[WHAT IS NEEDED]:
Repeat the data word for word. Do not include the pictures.

[RAW RECORDS]:
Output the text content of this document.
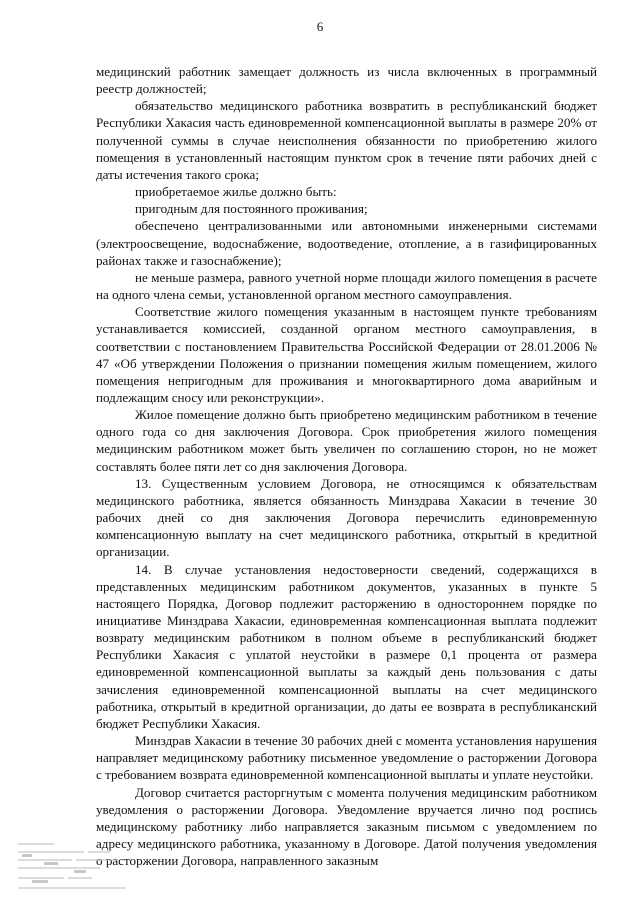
6

медицинский работник замещает должность из числа включенных в программный реестр должностей;

обязательство медицинского работника возвратить в республиканский бюджет Республики Хакасия часть единовременной компенсационной выплаты в размере 20% от полученной суммы в случае неисполнения обязанности по приобретению жилого помещения в установленный настоящим пунктом срок в течение пяти рабочих дней с даты истечения такого срока;

приобретаемое жилье должно быть:

пригодным для постоянного проживания;

обеспечено централизованными или автономными инженерными системами (электроосвещение, водоснабжение, водоотведение, отопление, а в газифицированных районах также и газоснабжение);

не меньше размера, равного учетной норме площади жилого помещения в расчете на одного члена семьи, установленной органом местного самоуправления.

Соответствие жилого помещения указанным в настоящем пункте требованиям устанавливается комиссией, созданной органом местного самоуправления, в соответствии с постановлением Правительства Российской Федерации от 28.01.2006 № 47 «Об утверждении Положения о признании помещения жилым помещением, жилого помещения непригодным для проживания и многоквартирного дома аварийным и подлежащим сносу или реконструкции».

Жилое помещение должно быть приобретено медицинским работником в течение одного года со дня заключения Договора. Срок приобретения жилого помещения медицинским работником может быть увеличен по соглашению сторон, но не может составлять более пяти лет со дня заключения Договора.

13. Существенным условием Договора, не относящимся к обязательствам медицинского работника, является обязанность Минздрава Хакасии в течение 30 рабочих дней со дня заключения Договора перечислить единовременную компенсационную выплату на счет медицинского работника, открытый в кредитной организации.

14. В случае установления недостоверности сведений, содержащихся в представленных медицинским работником документов, указанных в пункте 5 настоящего Порядка, Договор подлежит расторжению в одностороннем порядке по инициативе Минздрава Хакасии, единовременная компенсационная выплата подлежит возврату медицинским работником в полном объеме в республиканский бюджет Республики Хакасия с уплатой неустойки в размере 0,1 процента от размера единовременной компенсационной выплаты за каждый день пользования с даты зачисления единовременной компенсационной выплаты на счет медицинского работника, открытый в кредитной организации, до даты ее возврата в республиканский бюджет Республики Хакасия.

Минздрав Хакасии в течение 30 рабочих дней с момента установления нарушения направляет медицинскому работнику письменное уведомление о расторжении Договора с требованием возврата единовременной компенсационной выплаты и уплате неустойки.

Договор считается расторгнутым с момента получения медицинским работником уведомления о расторжении Договора. Уведомление вручается лично под роспись медицинскому работнику либо направляется заказным письмом с уведомлением по адресу медицинского работника, указанному в Договоре. Датой получения уведомления о расторжении Договора, направленного заказным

[ANSWER IN FULL]:
Output the text content of this document.
6

медицинский работник замещает должность из числа включенных в программный реестр должностей;

обязательство медицинского работника возвратить в республиканский бюджет Республики Хакасия часть единовременной компенсационной выплаты в размере 20% от полученной суммы в случае неисполнения обязанности по приобретению жилого помещения в установленный настоящим пунктом срок в течение пяти рабочих дней с даты истечения такого срока;

приобретаемое жилье должно быть:

пригодным для постоянного проживания;

обеспечено централизованными или автономными инженерными системами (электроосвещение, водоснабжение, водоотведение, отопление, а в газифицированных районах также и газоснабжение);

не меньше размера, равного учетной норме площади жилого помещения в расчете на одного члена семьи, установленной органом местного самоуправления.

Соответствие жилого помещения указанным в настоящем пункте требованиям устанавливается комиссией, созданной органом местного самоуправления, в соответствии с постановлением Правительства Российской Федерации от 28.01.2006 № 47 «Об утверждении Положения о признании помещения жилым помещением, жилого помещения непригодным для проживания и многоквартирного дома аварийным и подлежащим сносу или реконструкции».

Жилое помещение должно быть приобретено медицинским работником в течение одного года со дня заключения Договора. Срок приобретения жилого помещения медицинским работником может быть увеличен по соглашению сторон, но не может составлять более пяти лет со дня заключения Договора.

13. Существенным условием Договора, не относящимся к обязательствам медицинского работника, является обязанность Минздрава Хакасии в течение 30 рабочих дней со дня заключения Договора перечислить единовременную компенсационную выплату на счет медицинского работника, открытый в кредитной организации.

14. В случае установления недостоверности сведений, содержащихся в представленных медицинским работником документов, указанных в пункте 5 настоящего Порядка, Договор подлежит расторжению в одностороннем порядке по инициативе Минздрава Хакасии, единовременная компенсационная выплата подлежит возврату медицинским работником в полном объеме в республиканский бюджет Республики Хакасия с уплатой неустойки в размере 0,1 процента от размера единовременной компенсационной выплаты за каждый день пользования с даты зачисления единовременной компенсационной выплаты на счет медицинского работника, открытый в кредитной организации, до даты ее возврата в республиканский бюджет Республики Хакасия.

Минздрав Хакасии в течение 30 рабочих дней с момента установления нарушения направляет медицинскому работнику письменное уведомление о расторжении Договора с требованием возврата единовременной компенсационной выплаты и уплате неустойки.

Договор считается расторгнутым с момента получения медицинским работником уведомления о расторжении Договора. Уведомление вручается лично под роспись медицинскому работнику либо направляется заказным письмом с уведомлением по адресу медицинского работника, указанному в Договоре. Датой получения уведомления о расторжении Договора, направленного заказным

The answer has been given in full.